→ Goal of the exercise:
Check every line of the entries below for the word "post", and copy the ones that have it.

→ Given entries:
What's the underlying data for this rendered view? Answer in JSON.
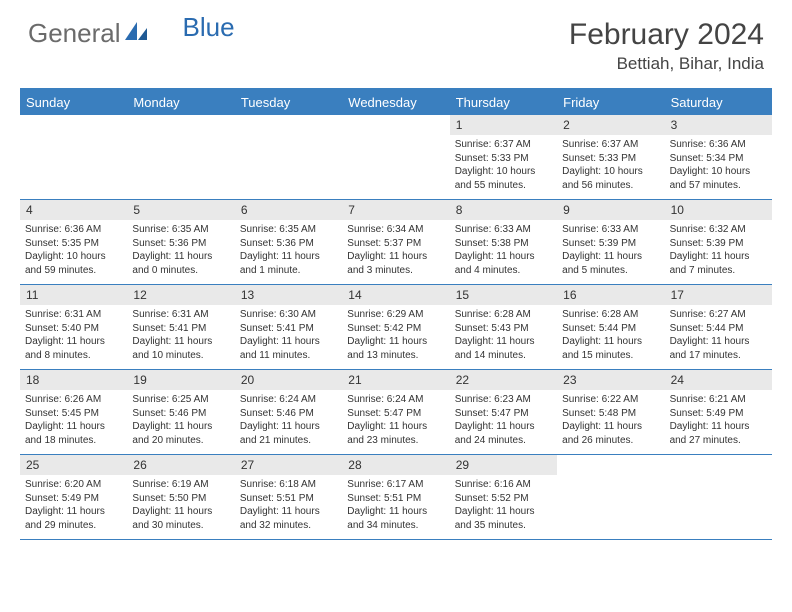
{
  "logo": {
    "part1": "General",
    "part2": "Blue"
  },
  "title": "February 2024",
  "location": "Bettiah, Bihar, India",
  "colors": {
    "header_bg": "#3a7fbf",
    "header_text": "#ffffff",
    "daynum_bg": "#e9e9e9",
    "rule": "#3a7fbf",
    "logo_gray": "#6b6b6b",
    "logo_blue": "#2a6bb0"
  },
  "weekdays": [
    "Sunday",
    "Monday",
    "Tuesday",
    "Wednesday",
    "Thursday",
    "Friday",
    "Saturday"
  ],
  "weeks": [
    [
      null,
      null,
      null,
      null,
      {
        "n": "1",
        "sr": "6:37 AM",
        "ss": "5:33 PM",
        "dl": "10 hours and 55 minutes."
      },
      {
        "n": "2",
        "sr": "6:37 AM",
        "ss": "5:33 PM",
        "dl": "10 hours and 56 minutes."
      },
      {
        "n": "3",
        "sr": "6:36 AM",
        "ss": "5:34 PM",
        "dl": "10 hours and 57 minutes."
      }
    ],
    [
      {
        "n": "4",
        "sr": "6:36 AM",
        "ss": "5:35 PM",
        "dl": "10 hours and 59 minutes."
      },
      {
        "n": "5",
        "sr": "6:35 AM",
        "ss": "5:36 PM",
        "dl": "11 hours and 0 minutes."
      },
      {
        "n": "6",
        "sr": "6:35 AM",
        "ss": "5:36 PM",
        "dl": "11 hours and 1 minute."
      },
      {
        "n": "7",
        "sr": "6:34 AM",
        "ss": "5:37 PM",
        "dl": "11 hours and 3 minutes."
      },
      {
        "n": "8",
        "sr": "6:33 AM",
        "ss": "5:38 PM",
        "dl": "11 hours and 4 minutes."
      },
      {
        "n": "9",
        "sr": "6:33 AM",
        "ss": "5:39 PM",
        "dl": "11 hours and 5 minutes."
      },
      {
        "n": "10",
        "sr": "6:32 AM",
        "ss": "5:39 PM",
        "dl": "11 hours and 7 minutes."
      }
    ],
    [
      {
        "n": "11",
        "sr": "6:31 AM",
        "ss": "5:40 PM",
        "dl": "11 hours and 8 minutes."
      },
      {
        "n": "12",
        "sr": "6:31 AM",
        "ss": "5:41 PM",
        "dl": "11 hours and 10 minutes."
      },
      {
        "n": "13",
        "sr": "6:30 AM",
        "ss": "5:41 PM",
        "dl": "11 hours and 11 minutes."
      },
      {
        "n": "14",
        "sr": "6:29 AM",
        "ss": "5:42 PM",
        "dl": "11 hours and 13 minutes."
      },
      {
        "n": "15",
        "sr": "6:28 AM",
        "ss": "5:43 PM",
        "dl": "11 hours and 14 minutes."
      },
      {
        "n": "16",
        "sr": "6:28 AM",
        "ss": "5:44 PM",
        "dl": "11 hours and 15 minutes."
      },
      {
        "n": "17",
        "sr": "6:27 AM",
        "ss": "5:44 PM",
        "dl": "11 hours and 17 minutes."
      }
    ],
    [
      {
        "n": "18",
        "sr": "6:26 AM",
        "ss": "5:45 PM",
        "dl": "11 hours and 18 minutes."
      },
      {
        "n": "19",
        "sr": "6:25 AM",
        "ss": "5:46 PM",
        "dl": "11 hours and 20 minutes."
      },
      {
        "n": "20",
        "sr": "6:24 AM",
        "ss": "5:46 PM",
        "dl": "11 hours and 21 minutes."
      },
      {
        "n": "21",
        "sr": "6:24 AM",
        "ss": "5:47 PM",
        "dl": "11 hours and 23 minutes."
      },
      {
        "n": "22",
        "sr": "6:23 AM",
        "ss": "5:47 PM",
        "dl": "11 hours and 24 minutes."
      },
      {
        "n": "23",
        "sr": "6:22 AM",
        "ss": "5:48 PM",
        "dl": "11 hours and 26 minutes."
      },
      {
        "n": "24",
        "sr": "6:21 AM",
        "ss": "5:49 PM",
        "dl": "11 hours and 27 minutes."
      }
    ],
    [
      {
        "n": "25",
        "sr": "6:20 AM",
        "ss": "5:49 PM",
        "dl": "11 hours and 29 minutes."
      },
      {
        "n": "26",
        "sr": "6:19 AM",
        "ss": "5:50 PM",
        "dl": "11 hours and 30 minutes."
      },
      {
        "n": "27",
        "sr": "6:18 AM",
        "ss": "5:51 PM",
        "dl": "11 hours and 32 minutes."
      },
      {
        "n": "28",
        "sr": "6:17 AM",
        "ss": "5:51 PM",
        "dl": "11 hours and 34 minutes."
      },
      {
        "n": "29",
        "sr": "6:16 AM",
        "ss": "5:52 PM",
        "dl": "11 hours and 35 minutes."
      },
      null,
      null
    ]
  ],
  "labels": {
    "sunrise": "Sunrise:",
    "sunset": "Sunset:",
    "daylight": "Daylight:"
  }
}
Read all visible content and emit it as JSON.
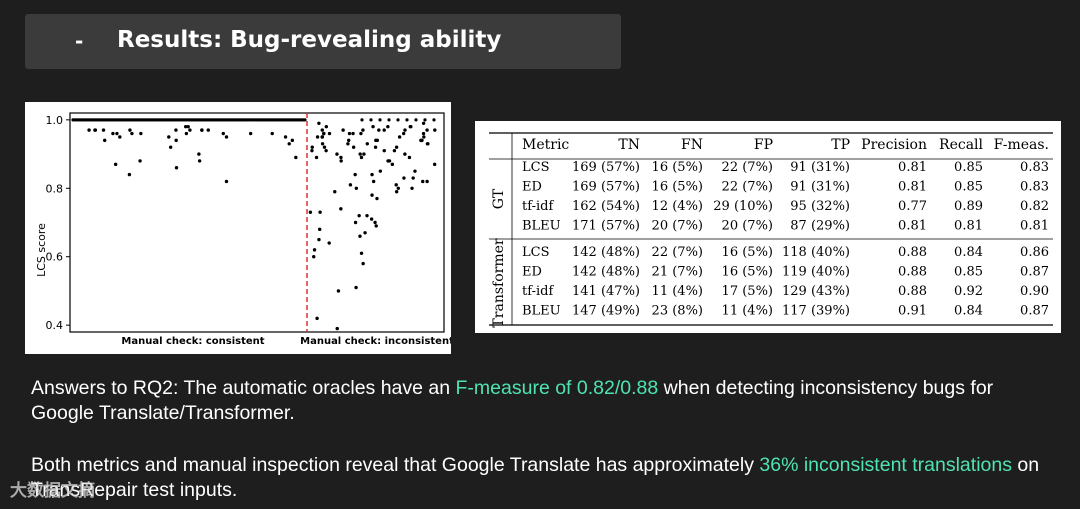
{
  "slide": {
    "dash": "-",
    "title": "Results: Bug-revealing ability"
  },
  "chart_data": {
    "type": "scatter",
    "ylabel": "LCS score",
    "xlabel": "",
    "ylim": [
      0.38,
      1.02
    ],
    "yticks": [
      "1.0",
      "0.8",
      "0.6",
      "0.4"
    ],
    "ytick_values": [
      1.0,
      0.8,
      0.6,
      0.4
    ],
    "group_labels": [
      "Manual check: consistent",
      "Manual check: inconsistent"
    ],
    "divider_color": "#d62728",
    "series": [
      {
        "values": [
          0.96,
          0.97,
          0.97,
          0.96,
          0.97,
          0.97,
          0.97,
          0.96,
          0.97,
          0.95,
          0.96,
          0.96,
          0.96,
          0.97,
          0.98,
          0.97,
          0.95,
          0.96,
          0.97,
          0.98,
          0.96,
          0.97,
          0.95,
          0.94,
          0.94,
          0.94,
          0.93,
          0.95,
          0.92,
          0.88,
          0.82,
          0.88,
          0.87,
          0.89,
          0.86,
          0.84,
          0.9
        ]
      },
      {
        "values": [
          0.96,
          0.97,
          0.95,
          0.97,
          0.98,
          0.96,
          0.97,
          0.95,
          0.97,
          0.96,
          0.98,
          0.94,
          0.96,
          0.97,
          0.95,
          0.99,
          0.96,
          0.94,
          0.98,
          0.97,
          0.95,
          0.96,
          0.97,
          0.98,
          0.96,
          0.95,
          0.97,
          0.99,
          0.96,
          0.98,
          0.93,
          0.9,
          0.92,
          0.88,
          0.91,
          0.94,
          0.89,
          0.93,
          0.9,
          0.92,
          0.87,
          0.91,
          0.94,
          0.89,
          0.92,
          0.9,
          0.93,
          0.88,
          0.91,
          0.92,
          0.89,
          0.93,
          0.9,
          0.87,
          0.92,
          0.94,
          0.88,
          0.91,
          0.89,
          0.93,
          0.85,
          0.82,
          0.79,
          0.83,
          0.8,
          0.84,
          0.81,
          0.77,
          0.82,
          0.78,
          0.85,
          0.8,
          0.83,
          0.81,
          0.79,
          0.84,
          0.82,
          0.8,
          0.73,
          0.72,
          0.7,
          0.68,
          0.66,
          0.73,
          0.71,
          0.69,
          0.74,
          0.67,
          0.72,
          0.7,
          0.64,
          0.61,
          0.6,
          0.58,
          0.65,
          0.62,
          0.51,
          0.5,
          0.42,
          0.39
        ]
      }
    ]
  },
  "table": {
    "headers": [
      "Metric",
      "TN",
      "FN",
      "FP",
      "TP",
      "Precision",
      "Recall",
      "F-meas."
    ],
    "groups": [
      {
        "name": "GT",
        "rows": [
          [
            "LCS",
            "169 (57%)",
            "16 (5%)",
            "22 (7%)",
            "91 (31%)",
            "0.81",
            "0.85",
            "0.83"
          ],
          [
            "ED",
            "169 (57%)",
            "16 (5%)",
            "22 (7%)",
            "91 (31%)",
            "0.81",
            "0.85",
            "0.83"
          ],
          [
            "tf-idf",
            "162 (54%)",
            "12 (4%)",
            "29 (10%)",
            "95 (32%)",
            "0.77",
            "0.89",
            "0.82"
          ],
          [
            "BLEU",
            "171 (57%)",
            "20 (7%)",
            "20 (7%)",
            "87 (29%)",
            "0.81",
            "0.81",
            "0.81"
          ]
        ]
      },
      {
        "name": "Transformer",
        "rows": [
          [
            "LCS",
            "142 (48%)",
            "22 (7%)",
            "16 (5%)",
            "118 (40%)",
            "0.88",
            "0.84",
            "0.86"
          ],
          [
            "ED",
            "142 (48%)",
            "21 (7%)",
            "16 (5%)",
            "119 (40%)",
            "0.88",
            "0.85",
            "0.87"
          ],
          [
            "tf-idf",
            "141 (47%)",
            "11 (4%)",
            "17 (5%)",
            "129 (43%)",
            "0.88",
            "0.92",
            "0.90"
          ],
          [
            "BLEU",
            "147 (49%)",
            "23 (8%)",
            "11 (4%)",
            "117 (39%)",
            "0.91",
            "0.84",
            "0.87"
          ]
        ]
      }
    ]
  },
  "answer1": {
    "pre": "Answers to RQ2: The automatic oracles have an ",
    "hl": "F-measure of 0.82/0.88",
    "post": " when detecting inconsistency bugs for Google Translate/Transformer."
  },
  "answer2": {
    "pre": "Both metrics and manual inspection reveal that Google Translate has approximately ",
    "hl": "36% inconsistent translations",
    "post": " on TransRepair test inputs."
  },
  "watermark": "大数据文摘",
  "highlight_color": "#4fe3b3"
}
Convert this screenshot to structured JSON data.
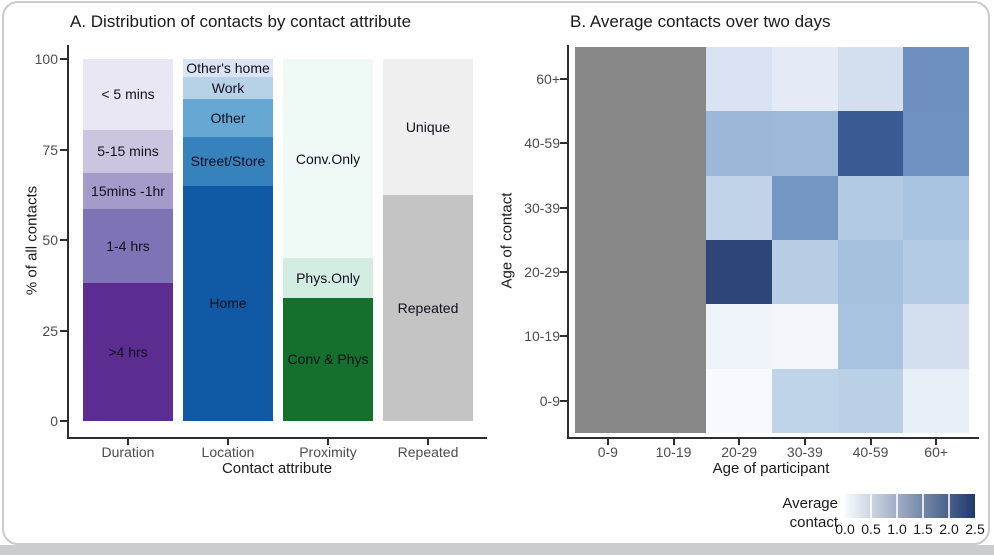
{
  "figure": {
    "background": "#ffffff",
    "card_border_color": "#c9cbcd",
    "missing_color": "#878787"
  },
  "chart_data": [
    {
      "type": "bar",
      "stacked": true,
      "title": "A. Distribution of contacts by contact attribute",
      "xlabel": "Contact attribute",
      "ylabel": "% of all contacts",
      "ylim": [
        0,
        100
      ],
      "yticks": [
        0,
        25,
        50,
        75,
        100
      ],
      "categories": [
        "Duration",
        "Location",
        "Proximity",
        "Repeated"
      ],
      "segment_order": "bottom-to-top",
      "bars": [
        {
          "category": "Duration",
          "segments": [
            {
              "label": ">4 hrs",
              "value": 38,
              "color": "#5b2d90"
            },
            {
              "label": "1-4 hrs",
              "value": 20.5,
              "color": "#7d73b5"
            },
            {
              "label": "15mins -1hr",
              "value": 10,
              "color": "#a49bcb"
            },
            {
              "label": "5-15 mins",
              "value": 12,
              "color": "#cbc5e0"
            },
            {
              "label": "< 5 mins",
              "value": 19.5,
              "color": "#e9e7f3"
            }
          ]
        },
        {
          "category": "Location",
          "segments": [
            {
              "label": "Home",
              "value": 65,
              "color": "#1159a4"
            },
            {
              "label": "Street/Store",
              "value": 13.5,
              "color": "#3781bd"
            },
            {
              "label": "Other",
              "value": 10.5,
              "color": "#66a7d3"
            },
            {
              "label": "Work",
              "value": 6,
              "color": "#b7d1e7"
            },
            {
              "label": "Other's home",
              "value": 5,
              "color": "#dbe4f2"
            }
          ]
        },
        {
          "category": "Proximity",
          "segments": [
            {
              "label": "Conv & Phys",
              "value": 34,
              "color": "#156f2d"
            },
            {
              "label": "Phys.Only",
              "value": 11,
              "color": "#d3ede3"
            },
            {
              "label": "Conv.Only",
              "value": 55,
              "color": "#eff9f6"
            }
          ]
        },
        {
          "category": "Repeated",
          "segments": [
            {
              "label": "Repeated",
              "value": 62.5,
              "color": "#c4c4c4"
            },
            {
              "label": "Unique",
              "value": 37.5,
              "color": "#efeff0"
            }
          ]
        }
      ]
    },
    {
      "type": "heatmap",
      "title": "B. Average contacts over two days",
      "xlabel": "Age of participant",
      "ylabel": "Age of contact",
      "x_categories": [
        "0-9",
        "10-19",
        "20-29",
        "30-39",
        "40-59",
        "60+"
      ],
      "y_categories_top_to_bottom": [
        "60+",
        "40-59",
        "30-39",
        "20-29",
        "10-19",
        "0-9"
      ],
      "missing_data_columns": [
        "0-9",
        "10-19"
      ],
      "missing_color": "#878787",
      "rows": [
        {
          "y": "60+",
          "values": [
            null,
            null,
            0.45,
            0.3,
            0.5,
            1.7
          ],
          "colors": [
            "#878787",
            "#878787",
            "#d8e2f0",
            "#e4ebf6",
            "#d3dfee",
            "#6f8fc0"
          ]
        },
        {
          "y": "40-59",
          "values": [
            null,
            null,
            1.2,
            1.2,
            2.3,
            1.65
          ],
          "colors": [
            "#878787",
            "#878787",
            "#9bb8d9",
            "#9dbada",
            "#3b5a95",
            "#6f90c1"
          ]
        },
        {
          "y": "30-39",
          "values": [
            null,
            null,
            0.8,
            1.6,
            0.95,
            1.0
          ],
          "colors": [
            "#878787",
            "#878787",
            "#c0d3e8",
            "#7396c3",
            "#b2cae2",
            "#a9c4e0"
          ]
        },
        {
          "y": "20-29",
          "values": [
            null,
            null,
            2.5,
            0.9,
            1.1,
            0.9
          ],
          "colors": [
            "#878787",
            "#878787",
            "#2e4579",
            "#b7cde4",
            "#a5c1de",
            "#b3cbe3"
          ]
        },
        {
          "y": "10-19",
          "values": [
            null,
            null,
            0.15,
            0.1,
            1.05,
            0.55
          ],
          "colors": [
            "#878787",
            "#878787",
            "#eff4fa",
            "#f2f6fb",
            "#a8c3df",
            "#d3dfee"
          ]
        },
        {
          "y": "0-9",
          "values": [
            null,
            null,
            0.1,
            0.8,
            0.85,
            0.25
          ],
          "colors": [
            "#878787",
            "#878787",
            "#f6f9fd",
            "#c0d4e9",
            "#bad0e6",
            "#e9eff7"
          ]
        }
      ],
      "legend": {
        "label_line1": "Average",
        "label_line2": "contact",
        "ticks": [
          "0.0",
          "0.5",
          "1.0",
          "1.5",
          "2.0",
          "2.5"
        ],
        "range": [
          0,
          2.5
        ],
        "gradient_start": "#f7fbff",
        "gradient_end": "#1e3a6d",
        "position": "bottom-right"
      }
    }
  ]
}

→ Response:
    "post": " when detecting inconsistency bugs for Google Translate/Transformer."
    "post": " on TransRepair test inputs."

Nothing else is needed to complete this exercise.